## BEGIN STORED RECORDS

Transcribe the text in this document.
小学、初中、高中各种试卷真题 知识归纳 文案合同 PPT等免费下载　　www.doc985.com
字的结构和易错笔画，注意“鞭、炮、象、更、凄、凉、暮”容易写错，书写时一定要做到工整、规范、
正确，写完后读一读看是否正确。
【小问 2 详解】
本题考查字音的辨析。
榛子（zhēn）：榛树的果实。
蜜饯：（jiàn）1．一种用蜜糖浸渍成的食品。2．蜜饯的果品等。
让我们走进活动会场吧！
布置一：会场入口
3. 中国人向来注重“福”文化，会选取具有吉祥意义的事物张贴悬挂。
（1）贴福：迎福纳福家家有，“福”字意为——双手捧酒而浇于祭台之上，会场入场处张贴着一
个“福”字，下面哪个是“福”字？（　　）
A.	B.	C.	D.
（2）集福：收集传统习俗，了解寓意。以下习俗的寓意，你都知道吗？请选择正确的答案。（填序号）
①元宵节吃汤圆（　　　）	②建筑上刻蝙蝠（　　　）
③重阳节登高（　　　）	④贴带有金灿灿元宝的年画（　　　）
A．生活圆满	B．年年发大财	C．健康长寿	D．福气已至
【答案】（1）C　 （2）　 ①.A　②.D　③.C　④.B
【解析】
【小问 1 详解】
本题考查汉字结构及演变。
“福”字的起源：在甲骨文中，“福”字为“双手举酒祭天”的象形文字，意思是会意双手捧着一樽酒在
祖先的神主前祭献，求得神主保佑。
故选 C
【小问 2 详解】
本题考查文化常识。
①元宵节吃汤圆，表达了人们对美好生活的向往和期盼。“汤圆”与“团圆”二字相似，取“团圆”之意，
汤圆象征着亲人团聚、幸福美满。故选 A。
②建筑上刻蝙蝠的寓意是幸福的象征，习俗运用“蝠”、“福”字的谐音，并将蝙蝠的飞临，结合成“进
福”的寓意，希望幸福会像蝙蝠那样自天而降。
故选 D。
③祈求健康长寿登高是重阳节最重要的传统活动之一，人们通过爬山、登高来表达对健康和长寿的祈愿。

## END STORED RECORDS

▸ **EXERCISE PROMPT**
Write the data back out verbatim.

▸ **CORRECT RESULT**
Transcribe the text in this document.
小学、初中、高中各种试卷真题 知识归纳 文案合同 PPT等免费下载　　www.doc985.com
字的结构和易错笔画，注意“鞭、炮、象、更、凄、凉、暮”容易写错，书写时一定要做到工整、规范、
正确，写完后读一读看是否正确。
【小问 2 详解】
本题考查字音的辨析。
榛子（zhēn）：榛树的果实。
蜜饯：（jiàn）1．一种用蜜糖浸渍成的食品。2．蜜饯的果品等。
让我们走进活动会场吧！
布置一：会场入口
3. 中国人向来注重“福”文化，会选取具有吉祥意义的事物张贴悬挂。
（1）贴福：迎福纳福家家有，“福”字意为——双手捧酒而浇于祭台之上，会场入场处张贴着一
个“福”字，下面哪个是“福”字？（　　）
A.	B.	C.	D.
（2）集福：收集传统习俗，了解寓意。以下习俗的寓意，你都知道吗？请选择正确的答案。（填序号）
①元宵节吃汤圆（　　　）	②建筑上刻蝙蝠（　　　）
③重阳节登高（　　　）	④贴带有金灿灿元宝的年画（　　　）
A．生活圆满	B．年年发大财	C．健康长寿	D．福气已至
【答案】（1）C　 （2）　 ①.A　②.D　③.C　④.B
【解析】
【小问 1 详解】
本题考查汉字结构及演变。
“福”字的起源：在甲骨文中，“福”字为“双手举酒祭天”的象形文字，意思是会意双手捧着一樽酒在
祖先的神主前祭献，求得神主保佑。
故选 C
【小问 2 详解】
本题考查文化常识。
①元宵节吃汤圆，表达了人们对美好生活的向往和期盼。“汤圆”与“团圆”二字相似，取“团圆”之意，
汤圆象征着亲人团聚、幸福美满。故选 A。
②建筑上刻蝙蝠的寓意是幸福的象征，习俗运用“蝠”、“福”字的谐音，并将蝙蝠的飞临，结合成“进
福”的寓意，希望幸福会像蝙蝠那样自天而降。
故选 D。
③祈求健康长寿登高是重阳节最重要的传统活动之一，人们通过爬山、登高来表达对健康和长寿的祈愿。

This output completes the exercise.